▶ _Your goal_:
Scan the data below. Pull out each line where "Reductio" occurs.

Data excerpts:
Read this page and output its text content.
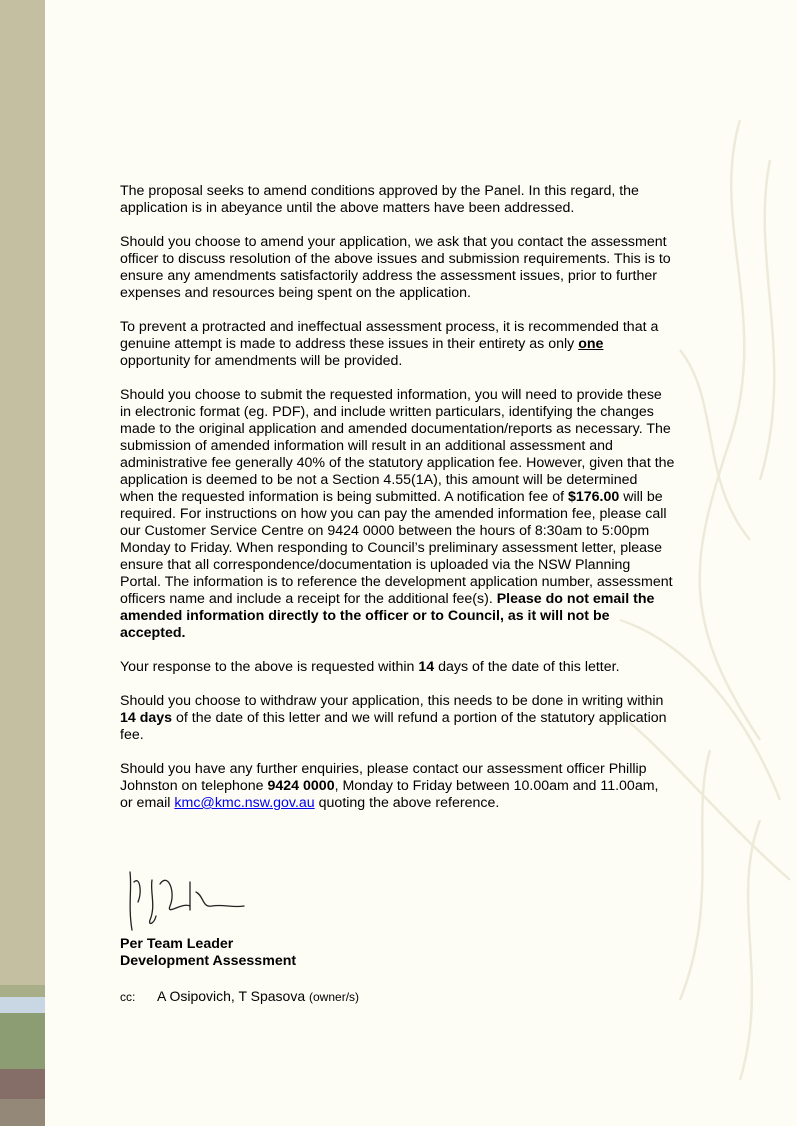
The proposal seeks to amend conditions approved by the Panel. In this regard, the application is in abeyance until the above matters have been addressed.

Should you choose to amend your application, we ask that you contact the assessment officer to discuss resolution of the above issues and submission requirements. This is to ensure any amendments satisfactorily address the assessment issues, prior to further expenses and resources being spent on the application.

To prevent a protracted and ineffectual assessment process, it is recommended that a genuine attempt is made to address these issues in their entirety as only one opportunity for amendments will be provided.

Should you choose to submit the requested information, you will need to provide these in electronic format (eg. PDF), and include written particulars, identifying the changes made to the original application and amended documentation/reports as necessary. The submission of amended information will result in an additional assessment and administrative fee generally 40% of the statutory application fee. However, given that the application is deemed to be not a Section 4.55(1A), this amount will be determined when the requested information is being submitted. A notification fee of $176.00 will be required. For instructions on how you can pay the amended information fee, please call our Customer Service Centre on 9424 0000 between the hours of 8:30am to 5:00pm Monday to Friday. When responding to Council’s preliminary assessment letter, please ensure that all correspondence/documentation is uploaded via the NSW Planning Portal. The information is to reference the development application number, assessment officers name and include a receipt for the additional fee(s). Please do not email the amended information directly to the officer or to Council, as it will not be accepted.

Your response to the above is requested within 14 days of the date of this letter.

Should you choose to withdraw your application, this needs to be done in writing within 14 days of the date of this letter and we will refund a portion of the statutory application fee.

Should you have any further enquiries, please contact our assessment officer Phillip Johnston on telephone 9424 0000, Monday to Friday between 10.00am and 11.00am, or email kmc@kmc.nsw.gov.au quoting the above reference.

Per Team Leader
Development Assessment
cc: A Osipovich, T Spasova (owner/s)
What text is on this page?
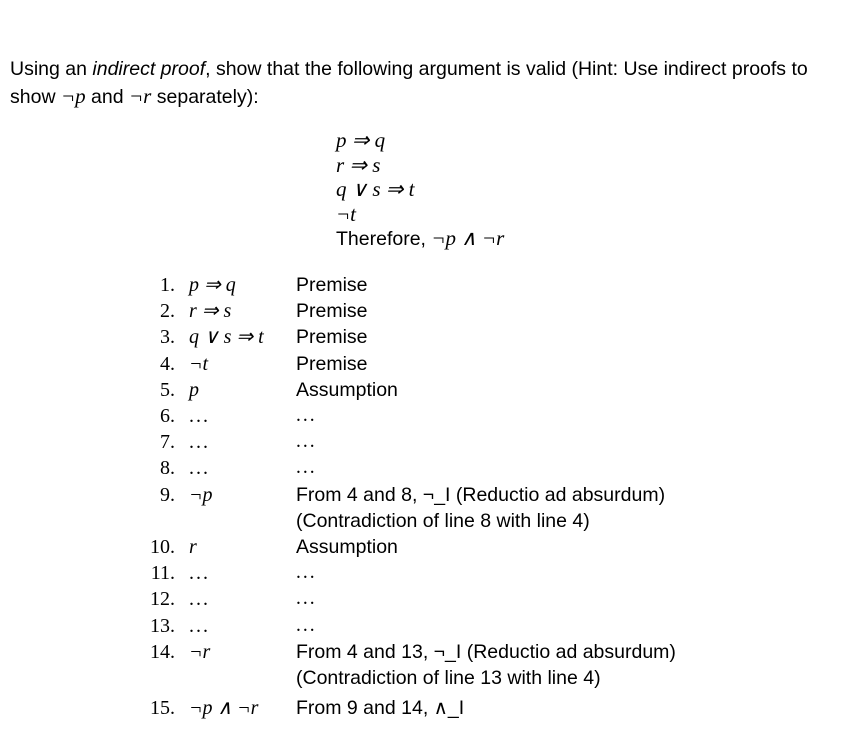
Using an indirect proof, show that the following argument is valid (Hint: Use indirect proofs to show ¬p and ¬r separately):
p ⇒ q
r ⇒ s
q ∨ s ⇒ t
¬t
Therefore, ¬p ∧ ¬r
1. p ⇒ q	Premise
2. r ⇒ s	Premise
3. q ∨ s ⇒ t Premise
4. ¬t	Premise
5. p	Assumption
6. ...	...
7. ...	...
8. ...	...
9. ¬p	From 4 and 8, ¬_I (Reductio ad absurdum)
(Contradiction of line 8 with line 4)
10. r	Assumption
11. ...	...
12. ...	...
13. ...	...
14. ¬r	From 4 and 13, ¬_I (Reductio ad absurdum)
(Contradiction of line 13 with line 4)
15. ¬p ∧ ¬r From 9 and 14, ∧_I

▶ _Written response_:
9. ¬p	From 4 and 8, ¬_I (Reductio ad absurdum)
14. ¬r	From 4 and 13, ¬_I (Reductio ad absurdum)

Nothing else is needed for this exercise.